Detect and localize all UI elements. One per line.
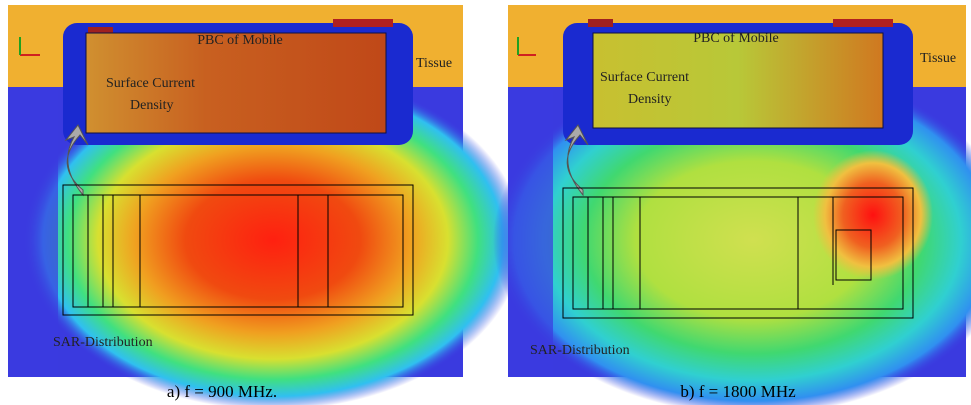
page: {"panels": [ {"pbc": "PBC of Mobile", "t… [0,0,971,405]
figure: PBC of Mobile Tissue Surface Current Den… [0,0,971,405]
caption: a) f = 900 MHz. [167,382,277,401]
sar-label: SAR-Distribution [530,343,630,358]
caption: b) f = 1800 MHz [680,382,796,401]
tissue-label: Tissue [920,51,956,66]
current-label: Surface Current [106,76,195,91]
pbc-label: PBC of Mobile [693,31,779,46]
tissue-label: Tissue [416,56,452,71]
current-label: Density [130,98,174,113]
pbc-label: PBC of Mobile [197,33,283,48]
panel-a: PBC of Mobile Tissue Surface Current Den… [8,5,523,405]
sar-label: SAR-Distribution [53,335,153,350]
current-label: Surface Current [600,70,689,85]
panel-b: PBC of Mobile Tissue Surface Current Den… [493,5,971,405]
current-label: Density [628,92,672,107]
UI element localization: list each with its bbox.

──────

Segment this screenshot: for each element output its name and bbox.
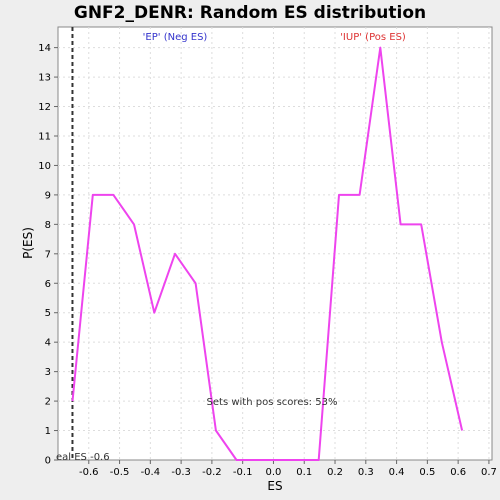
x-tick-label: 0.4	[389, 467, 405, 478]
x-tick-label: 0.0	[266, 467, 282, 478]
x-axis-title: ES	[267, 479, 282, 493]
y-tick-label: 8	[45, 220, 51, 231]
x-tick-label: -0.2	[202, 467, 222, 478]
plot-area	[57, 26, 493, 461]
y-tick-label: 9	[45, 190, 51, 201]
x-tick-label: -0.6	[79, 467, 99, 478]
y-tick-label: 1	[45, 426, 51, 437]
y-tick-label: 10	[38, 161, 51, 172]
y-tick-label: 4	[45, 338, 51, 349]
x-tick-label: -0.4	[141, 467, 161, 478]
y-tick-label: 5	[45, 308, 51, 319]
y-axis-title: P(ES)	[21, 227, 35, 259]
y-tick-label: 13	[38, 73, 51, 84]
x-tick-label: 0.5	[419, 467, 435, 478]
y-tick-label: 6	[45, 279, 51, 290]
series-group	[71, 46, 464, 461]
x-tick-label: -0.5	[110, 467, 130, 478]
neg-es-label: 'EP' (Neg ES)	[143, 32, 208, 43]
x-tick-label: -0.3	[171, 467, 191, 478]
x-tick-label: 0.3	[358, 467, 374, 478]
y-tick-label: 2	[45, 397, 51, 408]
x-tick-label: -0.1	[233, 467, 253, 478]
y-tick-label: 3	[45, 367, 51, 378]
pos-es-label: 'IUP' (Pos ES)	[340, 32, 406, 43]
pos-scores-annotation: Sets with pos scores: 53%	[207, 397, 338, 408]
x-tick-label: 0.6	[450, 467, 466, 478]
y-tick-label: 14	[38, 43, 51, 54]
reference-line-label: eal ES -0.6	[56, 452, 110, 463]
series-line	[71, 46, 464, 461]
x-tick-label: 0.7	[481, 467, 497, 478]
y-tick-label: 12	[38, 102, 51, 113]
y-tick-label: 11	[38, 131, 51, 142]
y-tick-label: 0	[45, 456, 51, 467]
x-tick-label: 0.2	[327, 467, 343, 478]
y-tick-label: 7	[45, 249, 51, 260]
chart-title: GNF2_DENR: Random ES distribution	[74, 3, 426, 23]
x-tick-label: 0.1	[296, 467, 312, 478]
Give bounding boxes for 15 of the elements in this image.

──────

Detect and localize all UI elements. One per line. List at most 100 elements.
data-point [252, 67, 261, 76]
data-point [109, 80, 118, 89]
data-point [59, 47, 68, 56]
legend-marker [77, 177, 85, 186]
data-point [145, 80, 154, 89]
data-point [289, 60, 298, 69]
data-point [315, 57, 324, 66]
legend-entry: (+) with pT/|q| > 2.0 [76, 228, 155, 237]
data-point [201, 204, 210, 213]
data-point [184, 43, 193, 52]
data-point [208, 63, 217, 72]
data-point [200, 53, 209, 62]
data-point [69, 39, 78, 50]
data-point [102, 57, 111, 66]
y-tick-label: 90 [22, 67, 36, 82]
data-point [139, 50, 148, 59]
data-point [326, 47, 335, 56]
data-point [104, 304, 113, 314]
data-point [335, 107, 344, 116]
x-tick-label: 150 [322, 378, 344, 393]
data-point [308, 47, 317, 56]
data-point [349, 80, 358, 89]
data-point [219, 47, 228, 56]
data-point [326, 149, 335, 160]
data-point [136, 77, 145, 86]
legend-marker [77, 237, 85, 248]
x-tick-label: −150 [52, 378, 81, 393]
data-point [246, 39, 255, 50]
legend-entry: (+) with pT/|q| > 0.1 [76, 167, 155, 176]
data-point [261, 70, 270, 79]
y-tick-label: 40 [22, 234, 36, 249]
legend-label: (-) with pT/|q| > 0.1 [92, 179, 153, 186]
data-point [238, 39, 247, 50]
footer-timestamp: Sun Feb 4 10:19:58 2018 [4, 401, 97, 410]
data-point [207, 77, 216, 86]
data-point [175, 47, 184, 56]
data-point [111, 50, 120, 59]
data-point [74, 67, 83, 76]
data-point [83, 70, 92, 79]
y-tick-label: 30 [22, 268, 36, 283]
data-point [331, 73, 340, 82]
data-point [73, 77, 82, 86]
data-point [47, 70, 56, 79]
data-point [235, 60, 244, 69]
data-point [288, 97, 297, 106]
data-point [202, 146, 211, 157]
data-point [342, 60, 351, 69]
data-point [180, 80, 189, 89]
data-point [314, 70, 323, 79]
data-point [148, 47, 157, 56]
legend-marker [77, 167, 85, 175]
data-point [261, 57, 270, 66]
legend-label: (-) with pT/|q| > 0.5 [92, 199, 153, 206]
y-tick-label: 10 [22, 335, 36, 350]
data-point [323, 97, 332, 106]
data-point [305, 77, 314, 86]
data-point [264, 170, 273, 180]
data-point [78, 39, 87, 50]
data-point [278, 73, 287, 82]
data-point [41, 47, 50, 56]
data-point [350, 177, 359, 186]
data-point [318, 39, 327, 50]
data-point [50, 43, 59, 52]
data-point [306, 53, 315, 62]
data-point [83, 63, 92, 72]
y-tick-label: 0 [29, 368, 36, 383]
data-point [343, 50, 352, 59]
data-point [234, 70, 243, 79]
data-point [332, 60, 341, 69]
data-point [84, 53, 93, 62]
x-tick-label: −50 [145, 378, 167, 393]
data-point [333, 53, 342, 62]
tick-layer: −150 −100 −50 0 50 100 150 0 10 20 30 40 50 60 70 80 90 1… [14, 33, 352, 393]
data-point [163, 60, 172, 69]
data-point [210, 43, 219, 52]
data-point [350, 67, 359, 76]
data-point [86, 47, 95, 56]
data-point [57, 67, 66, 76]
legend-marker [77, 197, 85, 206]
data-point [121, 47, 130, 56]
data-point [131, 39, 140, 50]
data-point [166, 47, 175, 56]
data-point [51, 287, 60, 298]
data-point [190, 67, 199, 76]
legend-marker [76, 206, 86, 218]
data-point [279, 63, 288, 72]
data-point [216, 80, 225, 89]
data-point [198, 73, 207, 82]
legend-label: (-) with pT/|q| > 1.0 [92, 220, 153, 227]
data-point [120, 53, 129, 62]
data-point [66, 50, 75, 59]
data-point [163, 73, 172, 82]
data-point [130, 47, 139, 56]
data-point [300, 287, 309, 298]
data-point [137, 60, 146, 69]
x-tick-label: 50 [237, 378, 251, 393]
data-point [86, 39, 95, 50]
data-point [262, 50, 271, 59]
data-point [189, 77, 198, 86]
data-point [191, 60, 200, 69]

──────

▸ Exercise description
Put into a JSON list of strings, one per line with blank lines omitted, the lines from the one containing "467, 405, 478]" up to and including the one containing "308, 51, 319]".

▸ Exercise result
[
  "x-tick-label: 0.4\t[389, 467, 405, 478]",
  "x-tick-label: 0.0\t[266, 467, 282, 478]",
  "x-axis-title: ES\t[267, 479, 282, 493]",
  "y-tick-label: 8\t[45, 220, 51, 231]",
  "x-tick-label: -0.2\t[202, 467, 222, 478]",
  "plot-area\t[57, 26, 493, 461]",
  "y-tick-label: 9\t[45, 190, 51, 201]",
  "x-tick-label: -0.6\t[79, 467, 99, 478]",
  "y-tick-label: 1\t[45, 426, 51, 437]",
  "y-tick-label: 10\t[38, 161, 51, 172]",
  "y-tick-label: 4\t[45, 338, 51, 349]",
  "x-tick-label: -0.4\t[141, 467, 161, 478]",
  "y-tick-label: 5\t[45, 308, 51, 319]"
]